VISIT TO POINT PUER


Original Entry


Beach

This is why I was particularly keen to visit Port Arthur now. Yes, it's a tree and a beach. Well, OK not the tree.

I don't know if you happened to notice in any of the photos that showed the bay (like the first one from yesterday) there are what look like two islands out in the water? Actually, it's one island and a peninsula.

From island

The Isle of Dead, at the front, was the cemetery for the Settlement and beyond that Point Puer. Puer, of course, is French for 'boy'. (And a couple hours after the harbour cruise where the guide said that, my mother says to me "Puer isn't French for boy." No, it's Latin for 'boy'. Which goes to show you shouldn't believe everything a tour guide tells you, but also is the French meaning a coincidence or an old injoke?)

Walls

Point Puer was an experiment. Along with the men and women who were transported, there were girls as young as fourteen and boys as young as nine, but mostly in their teens. Now girls can be sent out as house servants, and possibly they were preferred (being as not set in their evil ways as older women), but you can't send a boy to do a man's work. And keeping boys in the barracks alongside hardened male criminals brings up all sorts of problems. So the powers to be decided to set up prison just for boys. The first in the British Empire.

□ □ □ □ □ □ □

• Things to do
1) In the post about Point Puer, rewrite the passage from "The Isle of" up to and including "an old injoke?)", replacing "cemetery" with "burial ground".
2) Translate this sentence from the Point Puer post into German: "Actually, it's one island and a peninsula."

□ □ □ □ □ □ □

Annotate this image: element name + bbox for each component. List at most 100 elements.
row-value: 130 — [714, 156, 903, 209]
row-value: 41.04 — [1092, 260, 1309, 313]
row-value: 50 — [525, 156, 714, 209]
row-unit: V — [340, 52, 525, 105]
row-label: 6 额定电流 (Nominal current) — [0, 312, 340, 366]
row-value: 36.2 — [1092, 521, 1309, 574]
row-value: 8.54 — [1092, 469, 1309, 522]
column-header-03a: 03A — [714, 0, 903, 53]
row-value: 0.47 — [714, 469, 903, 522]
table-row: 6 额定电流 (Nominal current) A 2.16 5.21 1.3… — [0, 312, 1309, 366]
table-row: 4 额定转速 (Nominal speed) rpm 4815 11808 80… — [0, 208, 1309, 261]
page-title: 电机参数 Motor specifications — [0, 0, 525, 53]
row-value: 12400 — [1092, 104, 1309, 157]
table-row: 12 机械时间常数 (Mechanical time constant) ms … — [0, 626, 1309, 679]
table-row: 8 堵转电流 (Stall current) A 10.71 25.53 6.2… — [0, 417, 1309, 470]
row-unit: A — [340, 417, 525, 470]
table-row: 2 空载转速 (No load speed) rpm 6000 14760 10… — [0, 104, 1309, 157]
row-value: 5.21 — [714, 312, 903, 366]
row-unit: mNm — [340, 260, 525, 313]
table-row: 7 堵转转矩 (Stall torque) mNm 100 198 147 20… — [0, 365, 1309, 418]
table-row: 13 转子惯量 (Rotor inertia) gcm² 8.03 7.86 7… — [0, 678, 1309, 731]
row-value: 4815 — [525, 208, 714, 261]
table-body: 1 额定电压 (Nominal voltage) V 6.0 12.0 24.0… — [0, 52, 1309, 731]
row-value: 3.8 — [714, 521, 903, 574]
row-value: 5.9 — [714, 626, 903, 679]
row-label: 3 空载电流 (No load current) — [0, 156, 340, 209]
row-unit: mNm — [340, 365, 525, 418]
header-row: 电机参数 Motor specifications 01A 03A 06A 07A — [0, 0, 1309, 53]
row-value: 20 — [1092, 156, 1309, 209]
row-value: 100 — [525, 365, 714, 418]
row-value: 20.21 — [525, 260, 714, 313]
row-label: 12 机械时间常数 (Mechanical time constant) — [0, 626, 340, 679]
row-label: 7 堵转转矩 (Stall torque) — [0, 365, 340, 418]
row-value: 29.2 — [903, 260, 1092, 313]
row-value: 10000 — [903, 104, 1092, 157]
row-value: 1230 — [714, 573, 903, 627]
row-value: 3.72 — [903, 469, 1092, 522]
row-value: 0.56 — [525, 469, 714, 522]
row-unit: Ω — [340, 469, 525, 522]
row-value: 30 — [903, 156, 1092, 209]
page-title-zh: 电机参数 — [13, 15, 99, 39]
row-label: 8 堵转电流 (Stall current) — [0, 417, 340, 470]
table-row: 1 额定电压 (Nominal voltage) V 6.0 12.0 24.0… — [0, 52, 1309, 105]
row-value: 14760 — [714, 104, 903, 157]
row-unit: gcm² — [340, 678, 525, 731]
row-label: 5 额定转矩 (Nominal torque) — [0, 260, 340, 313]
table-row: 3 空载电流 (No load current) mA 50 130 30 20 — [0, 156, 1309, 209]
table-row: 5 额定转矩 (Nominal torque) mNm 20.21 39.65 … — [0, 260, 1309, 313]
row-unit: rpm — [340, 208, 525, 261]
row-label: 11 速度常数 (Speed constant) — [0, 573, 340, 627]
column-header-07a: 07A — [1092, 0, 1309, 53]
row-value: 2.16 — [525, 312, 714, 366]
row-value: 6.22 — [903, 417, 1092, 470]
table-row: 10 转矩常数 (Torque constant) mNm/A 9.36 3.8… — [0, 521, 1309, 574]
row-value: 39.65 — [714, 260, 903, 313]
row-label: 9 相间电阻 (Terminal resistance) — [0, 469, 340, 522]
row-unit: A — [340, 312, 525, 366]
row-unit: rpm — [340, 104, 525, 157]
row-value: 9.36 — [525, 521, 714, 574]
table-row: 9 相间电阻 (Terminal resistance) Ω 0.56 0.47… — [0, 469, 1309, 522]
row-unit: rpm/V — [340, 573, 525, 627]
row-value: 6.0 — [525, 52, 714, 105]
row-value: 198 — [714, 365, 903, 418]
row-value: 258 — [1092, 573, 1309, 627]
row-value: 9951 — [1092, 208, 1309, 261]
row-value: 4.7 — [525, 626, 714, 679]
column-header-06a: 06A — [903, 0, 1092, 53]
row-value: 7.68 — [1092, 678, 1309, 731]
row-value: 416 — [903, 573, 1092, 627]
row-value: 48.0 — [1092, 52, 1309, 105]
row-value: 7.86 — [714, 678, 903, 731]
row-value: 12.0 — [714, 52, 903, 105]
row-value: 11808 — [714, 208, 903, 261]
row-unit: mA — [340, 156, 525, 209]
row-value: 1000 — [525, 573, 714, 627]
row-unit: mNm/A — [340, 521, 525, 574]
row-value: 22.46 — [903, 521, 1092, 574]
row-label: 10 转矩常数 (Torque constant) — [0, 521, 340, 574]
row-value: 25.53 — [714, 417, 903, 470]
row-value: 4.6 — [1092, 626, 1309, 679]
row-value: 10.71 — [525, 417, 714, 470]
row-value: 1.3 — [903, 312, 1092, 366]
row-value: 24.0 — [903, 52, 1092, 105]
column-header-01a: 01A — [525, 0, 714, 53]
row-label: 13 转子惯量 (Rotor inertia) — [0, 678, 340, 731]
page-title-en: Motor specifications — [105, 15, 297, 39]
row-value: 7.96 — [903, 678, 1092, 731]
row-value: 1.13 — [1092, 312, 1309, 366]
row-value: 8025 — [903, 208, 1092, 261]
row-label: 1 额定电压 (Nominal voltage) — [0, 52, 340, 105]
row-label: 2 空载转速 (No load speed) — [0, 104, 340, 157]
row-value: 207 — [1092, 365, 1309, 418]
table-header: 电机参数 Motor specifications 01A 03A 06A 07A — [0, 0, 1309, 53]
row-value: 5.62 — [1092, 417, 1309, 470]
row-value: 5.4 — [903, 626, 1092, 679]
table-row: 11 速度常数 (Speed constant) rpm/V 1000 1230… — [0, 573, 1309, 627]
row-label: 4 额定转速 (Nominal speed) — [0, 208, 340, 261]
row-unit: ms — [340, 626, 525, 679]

□ □ □ □ □ □ □

• Responses by task
1)
The Isle of Dead, at the front, was the burial ground for the Settlement and beyond that Point Puer. Puer, of course, is French for 'boy'. (And a couple hours after the harbour cruise where the guide said that, my mother says to me "Puer isn't French for boy." No, it's Latin for 'boy'. Which goes to show you shouldn't believe everything a tour guide tells you, but also is the French meaning a coincidence or an old injoke?)

2) Tatsächlich ist es eine Insel und eine Halbinsel.